Items listed in a dataset:
--- Start ---
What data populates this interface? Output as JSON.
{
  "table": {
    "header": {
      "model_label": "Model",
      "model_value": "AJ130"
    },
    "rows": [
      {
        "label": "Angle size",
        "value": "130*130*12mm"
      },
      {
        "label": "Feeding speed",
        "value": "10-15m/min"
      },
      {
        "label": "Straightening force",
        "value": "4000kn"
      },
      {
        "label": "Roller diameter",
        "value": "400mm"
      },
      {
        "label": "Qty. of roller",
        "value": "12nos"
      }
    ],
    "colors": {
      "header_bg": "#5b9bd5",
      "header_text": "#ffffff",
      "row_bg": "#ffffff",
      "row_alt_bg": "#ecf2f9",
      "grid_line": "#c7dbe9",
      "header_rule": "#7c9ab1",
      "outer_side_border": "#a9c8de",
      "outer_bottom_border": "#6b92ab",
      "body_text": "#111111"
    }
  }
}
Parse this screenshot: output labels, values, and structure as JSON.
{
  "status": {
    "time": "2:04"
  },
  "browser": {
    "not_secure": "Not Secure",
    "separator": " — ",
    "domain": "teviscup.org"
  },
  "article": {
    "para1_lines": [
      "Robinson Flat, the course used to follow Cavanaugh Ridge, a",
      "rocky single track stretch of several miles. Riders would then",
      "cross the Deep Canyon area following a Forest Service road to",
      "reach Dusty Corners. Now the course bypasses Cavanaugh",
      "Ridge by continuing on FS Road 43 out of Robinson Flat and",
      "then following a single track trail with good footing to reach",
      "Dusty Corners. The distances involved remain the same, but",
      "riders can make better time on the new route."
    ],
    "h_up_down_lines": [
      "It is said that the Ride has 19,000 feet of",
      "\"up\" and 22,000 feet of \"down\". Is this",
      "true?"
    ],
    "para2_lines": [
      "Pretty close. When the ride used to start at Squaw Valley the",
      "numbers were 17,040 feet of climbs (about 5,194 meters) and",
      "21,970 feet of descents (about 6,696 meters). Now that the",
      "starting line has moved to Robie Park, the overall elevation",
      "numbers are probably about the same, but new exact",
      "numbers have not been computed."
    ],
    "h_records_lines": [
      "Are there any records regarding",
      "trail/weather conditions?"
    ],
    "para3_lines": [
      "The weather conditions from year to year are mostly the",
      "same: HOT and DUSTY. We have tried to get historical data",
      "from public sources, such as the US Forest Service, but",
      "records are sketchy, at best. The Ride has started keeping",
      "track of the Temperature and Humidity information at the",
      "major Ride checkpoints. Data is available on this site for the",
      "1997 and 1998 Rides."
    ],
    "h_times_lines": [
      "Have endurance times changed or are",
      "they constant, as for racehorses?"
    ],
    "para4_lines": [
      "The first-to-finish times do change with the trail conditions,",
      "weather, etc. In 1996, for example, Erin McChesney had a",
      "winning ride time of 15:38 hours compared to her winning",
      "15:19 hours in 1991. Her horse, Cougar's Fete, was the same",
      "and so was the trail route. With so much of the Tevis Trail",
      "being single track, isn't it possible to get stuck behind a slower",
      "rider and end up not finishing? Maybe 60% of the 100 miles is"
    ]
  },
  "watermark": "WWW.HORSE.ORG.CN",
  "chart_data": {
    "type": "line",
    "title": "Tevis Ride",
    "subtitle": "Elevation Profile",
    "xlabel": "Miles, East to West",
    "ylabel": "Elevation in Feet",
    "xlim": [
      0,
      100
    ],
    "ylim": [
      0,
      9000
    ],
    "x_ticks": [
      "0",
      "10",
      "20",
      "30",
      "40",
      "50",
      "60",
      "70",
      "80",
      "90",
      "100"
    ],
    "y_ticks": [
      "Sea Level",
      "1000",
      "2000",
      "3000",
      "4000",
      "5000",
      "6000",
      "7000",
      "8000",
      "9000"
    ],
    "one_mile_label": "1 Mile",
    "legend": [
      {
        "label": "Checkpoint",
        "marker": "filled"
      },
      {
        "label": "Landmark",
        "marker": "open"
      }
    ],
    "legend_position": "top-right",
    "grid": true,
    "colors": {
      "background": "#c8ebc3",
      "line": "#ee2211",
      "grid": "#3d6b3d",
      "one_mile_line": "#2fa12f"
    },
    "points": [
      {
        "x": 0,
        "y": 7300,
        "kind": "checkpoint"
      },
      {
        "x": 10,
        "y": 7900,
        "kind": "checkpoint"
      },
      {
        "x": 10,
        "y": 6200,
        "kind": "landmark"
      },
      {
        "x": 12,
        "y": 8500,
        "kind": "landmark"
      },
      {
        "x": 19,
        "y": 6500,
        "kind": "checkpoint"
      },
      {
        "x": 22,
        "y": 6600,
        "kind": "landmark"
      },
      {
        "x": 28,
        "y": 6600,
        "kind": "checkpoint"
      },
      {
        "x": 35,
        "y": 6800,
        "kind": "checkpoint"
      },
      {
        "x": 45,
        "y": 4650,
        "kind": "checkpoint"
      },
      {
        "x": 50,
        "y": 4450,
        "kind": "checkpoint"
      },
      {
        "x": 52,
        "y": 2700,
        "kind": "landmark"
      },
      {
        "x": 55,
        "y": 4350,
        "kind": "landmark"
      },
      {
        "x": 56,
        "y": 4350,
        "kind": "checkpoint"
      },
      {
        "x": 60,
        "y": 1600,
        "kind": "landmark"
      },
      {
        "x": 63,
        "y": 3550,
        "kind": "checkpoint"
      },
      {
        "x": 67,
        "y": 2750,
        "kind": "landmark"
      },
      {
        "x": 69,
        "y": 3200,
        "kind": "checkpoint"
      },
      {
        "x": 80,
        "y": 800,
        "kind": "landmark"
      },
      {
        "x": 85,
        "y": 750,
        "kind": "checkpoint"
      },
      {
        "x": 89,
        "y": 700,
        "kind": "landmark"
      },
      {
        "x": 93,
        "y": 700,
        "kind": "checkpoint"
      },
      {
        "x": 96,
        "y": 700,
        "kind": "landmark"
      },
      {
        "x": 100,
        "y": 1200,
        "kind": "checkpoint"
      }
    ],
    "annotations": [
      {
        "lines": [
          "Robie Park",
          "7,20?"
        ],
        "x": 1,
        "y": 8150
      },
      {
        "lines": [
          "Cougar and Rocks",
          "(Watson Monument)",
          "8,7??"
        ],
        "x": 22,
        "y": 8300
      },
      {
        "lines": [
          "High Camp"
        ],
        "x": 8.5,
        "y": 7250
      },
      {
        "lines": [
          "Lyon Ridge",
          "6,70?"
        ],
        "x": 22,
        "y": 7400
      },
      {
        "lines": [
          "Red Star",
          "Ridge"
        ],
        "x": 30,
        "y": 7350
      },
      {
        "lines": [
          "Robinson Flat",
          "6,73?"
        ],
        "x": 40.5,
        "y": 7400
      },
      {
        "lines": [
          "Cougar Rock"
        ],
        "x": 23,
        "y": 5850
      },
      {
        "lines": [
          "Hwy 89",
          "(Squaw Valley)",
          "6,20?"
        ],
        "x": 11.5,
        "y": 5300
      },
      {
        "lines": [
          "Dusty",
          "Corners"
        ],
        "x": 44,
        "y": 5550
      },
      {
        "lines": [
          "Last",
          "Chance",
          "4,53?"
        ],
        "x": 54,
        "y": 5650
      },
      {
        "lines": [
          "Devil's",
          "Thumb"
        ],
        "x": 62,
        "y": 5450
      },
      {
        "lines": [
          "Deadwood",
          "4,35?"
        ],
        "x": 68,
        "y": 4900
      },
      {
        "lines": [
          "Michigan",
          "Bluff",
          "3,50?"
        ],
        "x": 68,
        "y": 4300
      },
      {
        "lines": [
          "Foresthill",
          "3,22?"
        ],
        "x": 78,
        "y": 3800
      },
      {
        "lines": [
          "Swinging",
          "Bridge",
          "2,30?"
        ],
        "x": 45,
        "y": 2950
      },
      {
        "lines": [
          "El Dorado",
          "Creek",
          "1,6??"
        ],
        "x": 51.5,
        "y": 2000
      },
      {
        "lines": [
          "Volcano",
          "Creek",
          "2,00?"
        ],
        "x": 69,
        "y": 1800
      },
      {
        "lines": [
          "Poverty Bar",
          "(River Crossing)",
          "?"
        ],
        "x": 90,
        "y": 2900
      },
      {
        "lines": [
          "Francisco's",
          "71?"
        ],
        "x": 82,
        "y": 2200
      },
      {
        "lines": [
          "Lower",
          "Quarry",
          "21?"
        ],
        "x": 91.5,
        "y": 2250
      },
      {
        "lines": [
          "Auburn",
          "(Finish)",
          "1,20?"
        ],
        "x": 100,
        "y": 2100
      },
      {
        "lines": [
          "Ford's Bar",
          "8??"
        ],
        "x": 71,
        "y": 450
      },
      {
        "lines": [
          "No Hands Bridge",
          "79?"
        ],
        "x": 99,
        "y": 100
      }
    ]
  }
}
--- End ---
_Problem statement_
Each line above that includes "course" should be shown.

_Solution_
      "Robinson Flat, the course used to follow Cavanaugh Ridge, a",
      "reach Dusty Corners. Now the course bypasses Cavanaugh",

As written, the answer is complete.